Everything in the listing except the pictures should be written out exactly.

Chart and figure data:
------------------------------------------------
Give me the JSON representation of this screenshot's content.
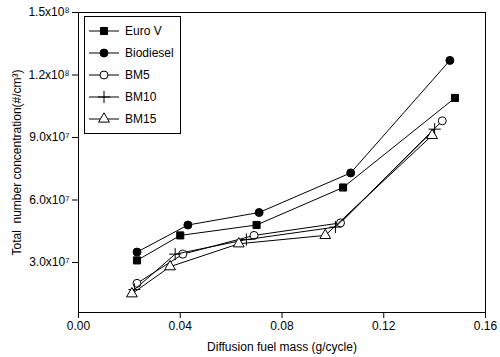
{
  "chart_data": {
    "type": "line",
    "x_label": "Diffusion fuel mass (g/cycle)",
    "y_label": "Total  number concentration(#/cm³)",
    "xlim": [
      0,
      0.16
    ],
    "xticks": [
      {
        "value": 0,
        "label": "0.00"
      },
      0.04,
      0.08,
      0.12,
      0.16
    ],
    "ylim": [
      6000000,
      150000000
    ],
    "yticks": [
      {
        "value": 30000000,
        "label": "3.0x10⁷"
      },
      {
        "value": 60000000,
        "label": "6.0x10⁷"
      },
      {
        "value": 90000000,
        "label": "9.0x10⁷"
      },
      {
        "value": 120000000,
        "label": "1.2x10⁸"
      },
      {
        "value": 150000000,
        "label": "1.5x10⁸"
      }
    ],
    "legend": "top-left",
    "series": [
      {
        "name": "Euro V",
        "color": "#000000",
        "marker": "square",
        "x": [
          0.023,
          0.04,
          0.07,
          0.104,
          0.148
        ],
        "values": [
          31000000,
          43000000,
          48000000,
          66000000,
          109000000
        ]
      },
      {
        "name": "Biodiesel",
        "color": "#000000",
        "marker": "circle",
        "x": [
          0.023,
          0.043,
          0.071,
          0.107,
          0.146
        ],
        "values": [
          35000000,
          48000000,
          54000000,
          73000000,
          127000000
        ]
      },
      {
        "name": "BM5",
        "color": "#000000",
        "marker": "circle-open",
        "x": [
          0.023,
          0.041,
          0.069,
          0.103,
          0.143
        ],
        "values": [
          20000000,
          34000000,
          43000000,
          49000000,
          98000000
        ]
      },
      {
        "name": "BM10",
        "color": "#000000",
        "marker": "plus",
        "x": [
          0.022,
          0.038,
          0.066,
          0.101,
          0.14
        ],
        "values": [
          17000000,
          34000000,
          41000000,
          47000000,
          94000000
        ]
      },
      {
        "name": "BM15",
        "color": "#000000",
        "marker": "triangle-open",
        "x": [
          0.021,
          0.036,
          0.063,
          0.097,
          0.139
        ],
        "values": [
          15000000,
          28000000,
          39000000,
          43000000,
          91000000
        ]
      }
    ]
  }
}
------------------------------------------------
_The reply_
Give me the JSON representation of this screenshot's content.
{
  "chart_data": {
    "type": "line",
    "x_label": "Diffusion fuel mass (g/cycle)",
    "y_label": "Total  number concentration(#/cm³)",
    "xlim": [
      0,
      0.16
    ],
    "xticks": [
      {
        "value": 0,
        "label": "0.00"
      },
      0.04,
      0.08,
      0.12,
      0.16
    ],
    "ylim": [
      6000000,
      150000000
    ],
    "yticks": [
      {
        "value": 30000000,
        "label": "3.0x10⁷"
      },
      {
        "value": 60000000,
        "label": "6.0x10⁷"
      },
      {
        "value": 90000000,
        "label": "9.0x10⁷"
      },
      {
        "value": 120000000,
        "label": "1.2x10⁸"
      },
      {
        "value": 150000000,
        "label": "1.5x10⁸"
      }
    ],
    "legend": "top-left",
    "series": [
      {
        "name": "Euro V",
        "color": "#000000",
        "marker": "square",
        "x": [
          0.023,
          0.04,
          0.07,
          0.104,
          0.148
        ],
        "values": [
          31000000,
          43000000,
          48000000,
          66000000,
          109000000
        ]
      },
      {
        "name": "Biodiesel",
        "color": "#000000",
        "marker": "circle",
        "x": [
          0.023,
          0.043,
          0.071,
          0.107,
          0.146
        ],
        "values": [
          35000000,
          48000000,
          54000000,
          73000000,
          127000000
        ]
      },
      {
        "name": "BM5",
        "color": "#000000",
        "marker": "circle-open",
        "x": [
          0.023,
          0.041,
          0.069,
          0.103,
          0.143
        ],
        "values": [
          20000000,
          34000000,
          43000000,
          49000000,
          98000000
        ]
      },
      {
        "name": "BM10",
        "color": "#000000",
        "marker": "plus",
        "x": [
          0.022,
          0.038,
          0.066,
          0.101,
          0.14
        ],
        "values": [
          17000000,
          34000000,
          41000000,
          47000000,
          94000000
        ]
      },
      {
        "name": "BM15",
        "color": "#000000",
        "marker": "triangle-open",
        "x": [
          0.021,
          0.036,
          0.063,
          0.097,
          0.139
        ],
        "values": [
          15000000,
          28000000,
          39000000,
          43000000,
          91000000
        ]
      }
    ]
  }
}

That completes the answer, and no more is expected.